── Supplied information ──

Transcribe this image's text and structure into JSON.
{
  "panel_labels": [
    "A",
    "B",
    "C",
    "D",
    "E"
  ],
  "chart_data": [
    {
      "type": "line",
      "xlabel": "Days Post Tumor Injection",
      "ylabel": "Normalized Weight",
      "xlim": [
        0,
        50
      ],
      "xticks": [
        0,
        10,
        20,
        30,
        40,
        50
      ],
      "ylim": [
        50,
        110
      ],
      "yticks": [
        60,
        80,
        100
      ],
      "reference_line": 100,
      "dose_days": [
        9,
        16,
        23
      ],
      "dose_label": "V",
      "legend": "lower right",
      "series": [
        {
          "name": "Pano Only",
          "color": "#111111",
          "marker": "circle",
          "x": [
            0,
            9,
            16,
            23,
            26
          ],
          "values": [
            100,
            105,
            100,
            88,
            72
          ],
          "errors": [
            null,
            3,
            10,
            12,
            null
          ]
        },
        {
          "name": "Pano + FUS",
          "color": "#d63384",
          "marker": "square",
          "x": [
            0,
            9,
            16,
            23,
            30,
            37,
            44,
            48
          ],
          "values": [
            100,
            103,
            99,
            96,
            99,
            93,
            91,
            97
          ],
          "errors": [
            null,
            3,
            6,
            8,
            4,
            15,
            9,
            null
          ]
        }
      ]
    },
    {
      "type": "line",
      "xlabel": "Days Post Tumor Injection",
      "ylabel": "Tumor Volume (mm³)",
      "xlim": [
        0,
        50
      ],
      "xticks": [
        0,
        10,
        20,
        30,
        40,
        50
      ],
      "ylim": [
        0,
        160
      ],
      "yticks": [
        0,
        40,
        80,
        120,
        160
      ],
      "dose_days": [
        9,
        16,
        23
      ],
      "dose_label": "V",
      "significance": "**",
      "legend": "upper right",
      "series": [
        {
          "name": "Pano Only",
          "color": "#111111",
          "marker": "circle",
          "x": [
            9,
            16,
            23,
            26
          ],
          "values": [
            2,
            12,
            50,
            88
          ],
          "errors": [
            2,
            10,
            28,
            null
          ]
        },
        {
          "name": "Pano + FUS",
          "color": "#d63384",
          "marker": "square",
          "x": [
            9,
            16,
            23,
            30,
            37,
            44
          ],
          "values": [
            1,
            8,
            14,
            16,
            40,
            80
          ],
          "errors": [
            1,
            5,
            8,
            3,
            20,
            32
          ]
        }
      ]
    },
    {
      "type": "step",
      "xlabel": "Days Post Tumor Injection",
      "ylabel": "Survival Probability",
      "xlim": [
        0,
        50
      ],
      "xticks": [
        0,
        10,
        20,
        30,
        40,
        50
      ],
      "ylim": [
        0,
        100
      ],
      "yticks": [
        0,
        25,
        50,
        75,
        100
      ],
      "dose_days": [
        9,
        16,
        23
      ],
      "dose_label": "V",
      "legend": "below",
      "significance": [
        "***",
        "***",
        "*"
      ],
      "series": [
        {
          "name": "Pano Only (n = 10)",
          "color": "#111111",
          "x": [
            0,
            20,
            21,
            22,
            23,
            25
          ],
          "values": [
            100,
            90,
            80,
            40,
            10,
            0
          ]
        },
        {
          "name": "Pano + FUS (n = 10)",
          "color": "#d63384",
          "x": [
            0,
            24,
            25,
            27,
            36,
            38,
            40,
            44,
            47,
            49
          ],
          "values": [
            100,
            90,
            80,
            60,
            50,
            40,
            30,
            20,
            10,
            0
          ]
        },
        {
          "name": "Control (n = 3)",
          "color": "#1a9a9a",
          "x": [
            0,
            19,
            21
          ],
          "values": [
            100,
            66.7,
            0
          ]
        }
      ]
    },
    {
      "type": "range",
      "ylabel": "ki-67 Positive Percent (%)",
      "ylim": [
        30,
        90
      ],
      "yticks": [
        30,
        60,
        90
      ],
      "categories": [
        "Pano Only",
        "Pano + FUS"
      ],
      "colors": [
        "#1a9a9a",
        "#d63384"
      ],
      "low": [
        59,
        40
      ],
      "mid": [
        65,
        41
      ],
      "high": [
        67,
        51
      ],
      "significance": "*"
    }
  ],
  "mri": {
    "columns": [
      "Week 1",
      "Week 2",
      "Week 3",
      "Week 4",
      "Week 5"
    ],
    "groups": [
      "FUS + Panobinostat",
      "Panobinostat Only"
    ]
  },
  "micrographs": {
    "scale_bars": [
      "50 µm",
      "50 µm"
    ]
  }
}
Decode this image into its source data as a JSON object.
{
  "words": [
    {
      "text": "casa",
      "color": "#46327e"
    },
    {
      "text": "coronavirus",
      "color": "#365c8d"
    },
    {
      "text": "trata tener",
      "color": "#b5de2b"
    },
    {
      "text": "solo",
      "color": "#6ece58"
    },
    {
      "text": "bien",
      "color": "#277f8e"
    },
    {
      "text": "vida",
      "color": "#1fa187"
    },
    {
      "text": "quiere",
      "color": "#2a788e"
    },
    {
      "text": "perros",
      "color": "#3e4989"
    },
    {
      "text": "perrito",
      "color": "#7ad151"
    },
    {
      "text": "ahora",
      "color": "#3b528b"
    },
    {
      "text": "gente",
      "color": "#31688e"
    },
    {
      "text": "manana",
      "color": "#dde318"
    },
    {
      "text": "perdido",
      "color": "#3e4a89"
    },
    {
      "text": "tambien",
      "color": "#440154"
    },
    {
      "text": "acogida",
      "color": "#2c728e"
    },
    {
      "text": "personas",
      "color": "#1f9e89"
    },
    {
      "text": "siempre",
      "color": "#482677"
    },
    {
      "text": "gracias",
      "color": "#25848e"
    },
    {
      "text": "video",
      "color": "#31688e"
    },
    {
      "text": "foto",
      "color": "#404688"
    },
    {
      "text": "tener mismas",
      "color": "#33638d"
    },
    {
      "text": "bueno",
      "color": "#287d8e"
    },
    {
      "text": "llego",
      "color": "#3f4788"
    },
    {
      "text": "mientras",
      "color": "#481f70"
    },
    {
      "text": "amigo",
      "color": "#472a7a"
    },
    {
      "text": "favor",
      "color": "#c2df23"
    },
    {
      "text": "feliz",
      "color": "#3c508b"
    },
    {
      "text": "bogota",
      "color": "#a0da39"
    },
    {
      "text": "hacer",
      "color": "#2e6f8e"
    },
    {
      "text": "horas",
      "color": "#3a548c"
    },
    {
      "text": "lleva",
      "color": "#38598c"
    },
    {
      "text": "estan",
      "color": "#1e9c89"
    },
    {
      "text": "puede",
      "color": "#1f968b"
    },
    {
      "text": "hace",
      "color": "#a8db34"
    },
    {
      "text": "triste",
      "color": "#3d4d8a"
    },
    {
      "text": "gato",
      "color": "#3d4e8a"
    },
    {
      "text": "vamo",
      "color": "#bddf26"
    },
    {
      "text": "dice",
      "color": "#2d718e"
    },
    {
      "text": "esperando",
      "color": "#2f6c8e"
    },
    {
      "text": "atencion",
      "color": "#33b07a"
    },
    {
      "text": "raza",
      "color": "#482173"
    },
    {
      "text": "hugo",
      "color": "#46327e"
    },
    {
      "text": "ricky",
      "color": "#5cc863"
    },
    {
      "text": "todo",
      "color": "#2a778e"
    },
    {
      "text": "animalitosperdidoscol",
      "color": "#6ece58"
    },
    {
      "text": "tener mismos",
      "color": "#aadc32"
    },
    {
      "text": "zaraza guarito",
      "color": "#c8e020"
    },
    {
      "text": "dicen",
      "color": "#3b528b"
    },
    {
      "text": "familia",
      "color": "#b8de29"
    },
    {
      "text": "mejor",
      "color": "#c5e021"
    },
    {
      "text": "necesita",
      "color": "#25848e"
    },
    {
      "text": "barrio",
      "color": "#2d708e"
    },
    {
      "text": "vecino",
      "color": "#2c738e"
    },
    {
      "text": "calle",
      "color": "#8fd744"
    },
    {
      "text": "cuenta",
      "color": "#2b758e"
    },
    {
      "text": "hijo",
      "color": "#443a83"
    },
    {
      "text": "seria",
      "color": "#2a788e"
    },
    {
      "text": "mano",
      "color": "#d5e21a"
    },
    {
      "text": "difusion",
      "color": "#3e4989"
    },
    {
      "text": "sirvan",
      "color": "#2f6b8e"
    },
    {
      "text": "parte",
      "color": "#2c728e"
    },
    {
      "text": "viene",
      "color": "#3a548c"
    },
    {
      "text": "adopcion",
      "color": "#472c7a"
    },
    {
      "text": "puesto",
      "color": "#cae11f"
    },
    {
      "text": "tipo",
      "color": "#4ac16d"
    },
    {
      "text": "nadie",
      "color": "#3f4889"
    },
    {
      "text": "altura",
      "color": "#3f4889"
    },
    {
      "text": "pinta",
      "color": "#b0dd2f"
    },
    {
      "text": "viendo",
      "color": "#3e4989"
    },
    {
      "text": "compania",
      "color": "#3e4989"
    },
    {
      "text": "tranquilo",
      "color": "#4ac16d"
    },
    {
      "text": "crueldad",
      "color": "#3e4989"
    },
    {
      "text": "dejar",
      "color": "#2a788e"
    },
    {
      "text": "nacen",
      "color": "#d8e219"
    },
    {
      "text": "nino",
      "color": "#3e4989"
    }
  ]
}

───

Assignment
Wherever a line in the records contains the word "right", copy that line.

Written solution
      "legend": "lower right",
      "legend": "upper right",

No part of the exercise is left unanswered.